--- GOAL OF THE EXERCISE ---
Return the count of lines that hold the string "must", with no other words.
— START —
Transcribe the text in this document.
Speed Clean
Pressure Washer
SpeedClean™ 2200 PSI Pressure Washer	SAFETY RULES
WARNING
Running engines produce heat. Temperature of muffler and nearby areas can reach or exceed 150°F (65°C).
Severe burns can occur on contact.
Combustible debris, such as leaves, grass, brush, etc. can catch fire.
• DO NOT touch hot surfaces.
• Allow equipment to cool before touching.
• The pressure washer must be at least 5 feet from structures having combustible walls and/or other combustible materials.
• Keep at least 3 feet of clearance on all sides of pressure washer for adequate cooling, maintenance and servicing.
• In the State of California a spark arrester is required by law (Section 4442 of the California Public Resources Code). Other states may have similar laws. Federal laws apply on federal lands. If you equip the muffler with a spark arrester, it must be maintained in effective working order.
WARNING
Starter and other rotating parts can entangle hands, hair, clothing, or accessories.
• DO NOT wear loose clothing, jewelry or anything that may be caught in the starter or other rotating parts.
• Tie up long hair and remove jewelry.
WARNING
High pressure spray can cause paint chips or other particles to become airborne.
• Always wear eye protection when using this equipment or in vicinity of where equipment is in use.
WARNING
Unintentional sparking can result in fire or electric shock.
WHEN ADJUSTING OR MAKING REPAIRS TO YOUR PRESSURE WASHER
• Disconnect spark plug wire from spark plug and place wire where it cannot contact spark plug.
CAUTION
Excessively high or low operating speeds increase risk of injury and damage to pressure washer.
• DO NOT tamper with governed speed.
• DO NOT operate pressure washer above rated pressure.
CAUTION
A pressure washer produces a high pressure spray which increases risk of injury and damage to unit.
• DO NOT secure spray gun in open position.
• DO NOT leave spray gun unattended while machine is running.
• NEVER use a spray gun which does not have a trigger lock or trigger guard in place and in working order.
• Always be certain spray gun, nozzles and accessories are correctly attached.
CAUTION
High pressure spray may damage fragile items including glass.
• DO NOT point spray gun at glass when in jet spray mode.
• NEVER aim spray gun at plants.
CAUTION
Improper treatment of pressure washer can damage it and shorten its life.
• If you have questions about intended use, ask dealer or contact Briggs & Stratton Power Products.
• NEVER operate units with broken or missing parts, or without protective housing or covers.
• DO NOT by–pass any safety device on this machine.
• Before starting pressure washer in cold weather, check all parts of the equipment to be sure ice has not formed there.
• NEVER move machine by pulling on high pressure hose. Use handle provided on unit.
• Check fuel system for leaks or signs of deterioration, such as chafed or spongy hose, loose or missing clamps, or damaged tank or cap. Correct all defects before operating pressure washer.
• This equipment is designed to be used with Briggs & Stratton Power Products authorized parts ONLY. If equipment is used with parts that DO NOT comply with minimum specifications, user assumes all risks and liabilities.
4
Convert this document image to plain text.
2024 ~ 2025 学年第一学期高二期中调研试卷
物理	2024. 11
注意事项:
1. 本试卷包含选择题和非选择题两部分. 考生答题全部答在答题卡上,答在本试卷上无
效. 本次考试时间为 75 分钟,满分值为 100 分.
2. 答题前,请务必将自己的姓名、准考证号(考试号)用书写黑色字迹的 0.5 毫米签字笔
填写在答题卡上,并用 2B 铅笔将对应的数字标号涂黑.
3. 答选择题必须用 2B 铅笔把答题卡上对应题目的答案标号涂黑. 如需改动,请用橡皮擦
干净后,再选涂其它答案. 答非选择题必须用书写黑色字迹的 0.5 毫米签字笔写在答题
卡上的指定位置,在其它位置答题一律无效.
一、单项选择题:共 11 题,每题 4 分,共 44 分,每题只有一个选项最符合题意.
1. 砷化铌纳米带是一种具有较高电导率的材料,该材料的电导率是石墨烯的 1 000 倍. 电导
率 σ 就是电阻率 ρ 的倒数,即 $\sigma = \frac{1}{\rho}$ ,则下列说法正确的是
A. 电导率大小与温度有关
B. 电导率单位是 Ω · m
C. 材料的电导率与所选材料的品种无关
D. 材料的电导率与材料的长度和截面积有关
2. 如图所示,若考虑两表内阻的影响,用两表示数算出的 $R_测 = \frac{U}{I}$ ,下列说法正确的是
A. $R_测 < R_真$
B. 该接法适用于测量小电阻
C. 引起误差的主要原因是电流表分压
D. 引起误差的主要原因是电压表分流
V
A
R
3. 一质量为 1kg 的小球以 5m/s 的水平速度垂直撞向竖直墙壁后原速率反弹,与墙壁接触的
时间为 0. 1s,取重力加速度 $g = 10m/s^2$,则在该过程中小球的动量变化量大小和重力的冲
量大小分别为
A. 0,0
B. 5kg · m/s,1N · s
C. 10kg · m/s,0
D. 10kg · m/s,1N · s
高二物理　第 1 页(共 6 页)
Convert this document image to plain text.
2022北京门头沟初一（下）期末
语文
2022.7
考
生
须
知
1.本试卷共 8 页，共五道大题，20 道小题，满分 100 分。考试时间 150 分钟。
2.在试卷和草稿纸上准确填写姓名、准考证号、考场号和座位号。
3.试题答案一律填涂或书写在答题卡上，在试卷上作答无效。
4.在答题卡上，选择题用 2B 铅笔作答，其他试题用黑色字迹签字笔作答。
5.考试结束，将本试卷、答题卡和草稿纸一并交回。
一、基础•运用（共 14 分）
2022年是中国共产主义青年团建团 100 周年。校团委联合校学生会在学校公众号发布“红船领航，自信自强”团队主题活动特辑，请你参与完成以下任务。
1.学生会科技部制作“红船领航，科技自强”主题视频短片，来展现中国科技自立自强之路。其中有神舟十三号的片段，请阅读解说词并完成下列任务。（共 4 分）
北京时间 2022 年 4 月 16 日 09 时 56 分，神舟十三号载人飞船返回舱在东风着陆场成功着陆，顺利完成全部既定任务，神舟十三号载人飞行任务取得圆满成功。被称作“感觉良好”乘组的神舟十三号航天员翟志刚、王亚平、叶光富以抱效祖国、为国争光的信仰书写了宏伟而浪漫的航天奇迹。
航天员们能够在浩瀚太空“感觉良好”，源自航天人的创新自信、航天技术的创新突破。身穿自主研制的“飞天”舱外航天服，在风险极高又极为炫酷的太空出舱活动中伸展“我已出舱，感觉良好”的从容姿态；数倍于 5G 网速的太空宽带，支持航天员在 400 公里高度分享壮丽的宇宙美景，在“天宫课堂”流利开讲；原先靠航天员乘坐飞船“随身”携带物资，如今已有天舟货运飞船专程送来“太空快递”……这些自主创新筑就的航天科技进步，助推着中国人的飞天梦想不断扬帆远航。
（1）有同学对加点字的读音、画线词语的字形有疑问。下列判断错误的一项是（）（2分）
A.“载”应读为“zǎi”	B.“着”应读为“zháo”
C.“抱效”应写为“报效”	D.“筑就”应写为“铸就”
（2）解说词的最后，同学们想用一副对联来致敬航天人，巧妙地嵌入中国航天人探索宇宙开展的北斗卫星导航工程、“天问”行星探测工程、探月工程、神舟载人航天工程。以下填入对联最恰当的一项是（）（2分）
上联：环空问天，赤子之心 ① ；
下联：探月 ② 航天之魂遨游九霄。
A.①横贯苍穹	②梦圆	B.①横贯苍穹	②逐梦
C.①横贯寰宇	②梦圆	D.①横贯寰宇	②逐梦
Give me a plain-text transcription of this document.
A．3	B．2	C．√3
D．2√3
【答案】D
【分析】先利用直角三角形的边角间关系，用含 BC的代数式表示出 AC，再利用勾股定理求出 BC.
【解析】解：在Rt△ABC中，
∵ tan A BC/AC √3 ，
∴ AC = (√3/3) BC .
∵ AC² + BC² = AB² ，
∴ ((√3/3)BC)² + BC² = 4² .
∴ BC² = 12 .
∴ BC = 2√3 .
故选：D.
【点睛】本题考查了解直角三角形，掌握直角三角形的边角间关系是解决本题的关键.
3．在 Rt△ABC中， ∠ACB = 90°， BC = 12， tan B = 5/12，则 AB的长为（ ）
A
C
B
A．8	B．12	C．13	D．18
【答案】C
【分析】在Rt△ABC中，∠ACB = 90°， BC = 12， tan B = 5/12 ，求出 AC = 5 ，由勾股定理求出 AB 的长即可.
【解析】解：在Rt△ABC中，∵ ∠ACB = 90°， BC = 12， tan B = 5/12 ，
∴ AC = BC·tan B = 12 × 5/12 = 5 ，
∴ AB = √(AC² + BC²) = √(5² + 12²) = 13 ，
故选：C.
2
— END —
--- EXPECTED OUTPUT ---
2